• **Short task A**
Reproduce the part of the listing that runs from its first line through the line containing "tree-connector: [419, 286, 421, 302]", keeping each line unchanged and including both ends.

• **Passage provided**
═══
Key Performance Indicators (“KPIs)” are a very important part of any successful business. Having measures that can look at performance in a specific area of your business is critical to knowing how well you are doing and how you compare to similar dealer operations in your industry. Sharing and evaluating KPIs in Dealer Performance Groups is a great practice that can bring exceptional results improvement. That said, KPIs can be very powerful tools that can turn pretty ugly and hurt the business more then they help. Here is some insight on “The Good, The Bad, & The Ugly” of KPIs:
The Good: When linked to your strategy, a KPI can generate tremendous focus on what’s important. It not only acts as a report card on the execution of your strategy, but it can also bring strong and healthy discussion around what that KPI means and how it should be viewed. This education process develops a much stronger team with a richer understanding of the broader dynamics of your business. When teams engage in this knowledge environment, they start thinking differently about their decisions and share and engage in conversations that help the entire business perform better.
The Bad: When a KPI is an isolated target, it can drive negative behaviour as a result of “Local Optimization”. When an owner or senior team in a business dictates KPIs and ties them to individual incentive plans, behavior changes. A great example of this was a Parts Manager that was given a KPI target for inventory turns. The KPI was not set with the support of the Parts manager and it had an individual financial reward attached to it. This is when behaviour started to change. In a plan to hit the KPI, the Parts Manager started reducing inventory without thinking about how it would affect any other area of the business, most importantly the Service Department and Customer Satisfaction. This was discovered with decreased turn around in the shop, many angry visits to the GM’s office by customers, and the legitimate concern from the Service Manager that this behaviour was negatively hurting his KPI performance.
However, we were able to fix this problem and get the results the dealer was looking for. First, by bringing the team together, then selecting the KPIs with the right benchmarks, and finally tying the incentives to the joint team.
═══
• **Short task B**
Decide whether each statement below agrees with the passage on KPIs. Answer yes or no for each, quoting the words from the passage that settle it.
(i) The Parts Manager in the example was given a KPI target for inventory turns.
(ii) The Parts Manager helped set the inventory KPI.
(iii) The fix tied the incentives to each individual manager.

• **Dataset items**
═══
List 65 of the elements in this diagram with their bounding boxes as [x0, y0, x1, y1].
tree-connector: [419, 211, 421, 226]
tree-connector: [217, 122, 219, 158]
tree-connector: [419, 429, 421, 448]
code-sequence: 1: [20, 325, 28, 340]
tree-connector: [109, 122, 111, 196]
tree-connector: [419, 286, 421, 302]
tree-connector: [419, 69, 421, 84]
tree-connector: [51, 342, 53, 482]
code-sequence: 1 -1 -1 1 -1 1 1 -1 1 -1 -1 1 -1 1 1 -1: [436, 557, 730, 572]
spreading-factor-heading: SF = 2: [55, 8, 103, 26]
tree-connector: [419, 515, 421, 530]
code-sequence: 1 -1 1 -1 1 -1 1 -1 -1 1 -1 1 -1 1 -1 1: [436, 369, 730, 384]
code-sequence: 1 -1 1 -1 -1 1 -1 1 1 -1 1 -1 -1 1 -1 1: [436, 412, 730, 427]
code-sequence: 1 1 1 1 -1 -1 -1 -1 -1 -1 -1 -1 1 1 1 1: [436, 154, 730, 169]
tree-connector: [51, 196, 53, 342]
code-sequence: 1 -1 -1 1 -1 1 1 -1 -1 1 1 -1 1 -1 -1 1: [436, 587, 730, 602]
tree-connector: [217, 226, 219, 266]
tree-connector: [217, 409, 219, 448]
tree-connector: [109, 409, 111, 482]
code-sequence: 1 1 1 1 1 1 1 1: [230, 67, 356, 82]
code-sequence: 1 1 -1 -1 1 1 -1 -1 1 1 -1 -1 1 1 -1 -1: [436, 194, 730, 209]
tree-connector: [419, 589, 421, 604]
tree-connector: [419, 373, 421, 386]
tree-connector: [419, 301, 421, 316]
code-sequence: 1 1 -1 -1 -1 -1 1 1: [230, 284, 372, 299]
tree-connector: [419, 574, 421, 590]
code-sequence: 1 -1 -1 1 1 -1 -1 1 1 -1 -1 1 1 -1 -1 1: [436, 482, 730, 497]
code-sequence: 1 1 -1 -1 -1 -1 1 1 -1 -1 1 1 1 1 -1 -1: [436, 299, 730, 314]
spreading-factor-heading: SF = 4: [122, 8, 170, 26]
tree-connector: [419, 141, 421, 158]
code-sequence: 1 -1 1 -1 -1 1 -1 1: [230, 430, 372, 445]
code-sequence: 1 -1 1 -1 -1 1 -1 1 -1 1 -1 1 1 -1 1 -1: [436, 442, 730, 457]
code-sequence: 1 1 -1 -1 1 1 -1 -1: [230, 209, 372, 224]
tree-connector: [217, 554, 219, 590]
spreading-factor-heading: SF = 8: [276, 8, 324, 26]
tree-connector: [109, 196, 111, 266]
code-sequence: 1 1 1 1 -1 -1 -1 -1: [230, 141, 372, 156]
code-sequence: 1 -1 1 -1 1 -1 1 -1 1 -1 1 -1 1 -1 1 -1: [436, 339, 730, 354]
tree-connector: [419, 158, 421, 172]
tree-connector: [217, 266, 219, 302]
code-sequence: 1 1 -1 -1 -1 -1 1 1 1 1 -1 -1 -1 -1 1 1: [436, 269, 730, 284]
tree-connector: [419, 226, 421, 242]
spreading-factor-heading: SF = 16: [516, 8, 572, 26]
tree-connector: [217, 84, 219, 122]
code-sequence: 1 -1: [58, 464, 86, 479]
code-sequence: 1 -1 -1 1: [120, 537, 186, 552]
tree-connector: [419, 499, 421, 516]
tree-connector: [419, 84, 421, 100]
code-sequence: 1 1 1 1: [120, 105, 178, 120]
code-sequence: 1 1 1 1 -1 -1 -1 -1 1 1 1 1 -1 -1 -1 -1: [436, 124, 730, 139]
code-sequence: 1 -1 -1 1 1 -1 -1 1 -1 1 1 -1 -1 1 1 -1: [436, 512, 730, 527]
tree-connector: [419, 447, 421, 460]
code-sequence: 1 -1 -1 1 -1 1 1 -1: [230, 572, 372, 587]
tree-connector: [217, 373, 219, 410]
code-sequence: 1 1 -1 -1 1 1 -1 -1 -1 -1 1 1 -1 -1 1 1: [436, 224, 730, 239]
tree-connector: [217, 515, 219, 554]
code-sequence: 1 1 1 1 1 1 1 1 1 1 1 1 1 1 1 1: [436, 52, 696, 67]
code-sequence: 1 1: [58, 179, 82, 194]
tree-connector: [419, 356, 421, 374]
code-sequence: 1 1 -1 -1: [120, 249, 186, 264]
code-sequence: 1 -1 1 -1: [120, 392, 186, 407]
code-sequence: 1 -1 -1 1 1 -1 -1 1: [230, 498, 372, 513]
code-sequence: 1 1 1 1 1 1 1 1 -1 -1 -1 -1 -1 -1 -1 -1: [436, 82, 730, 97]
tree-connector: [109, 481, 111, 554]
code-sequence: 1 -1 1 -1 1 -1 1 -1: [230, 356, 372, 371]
═══
• **Correct response A**
List 65 of the elements in this diagram with their bounding boxes as [x0, y0, x1, y1].
tree-connector: [419, 211, 421, 226]
tree-connector: [217, 122, 219, 158]
tree-connector: [419, 429, 421, 448]
code-sequence: 1: [20, 325, 28, 340]
tree-connector: [109, 122, 111, 196]
tree-connector: [419, 286, 421, 302]

• **Correct response B**
(i) Yes: "a Parts Manager that was given a KPI target for inventory turns."
(ii) No: "The KPI was not set with the support of the Parts manager"
(iii) No: "finally tying the incentives to the joint team."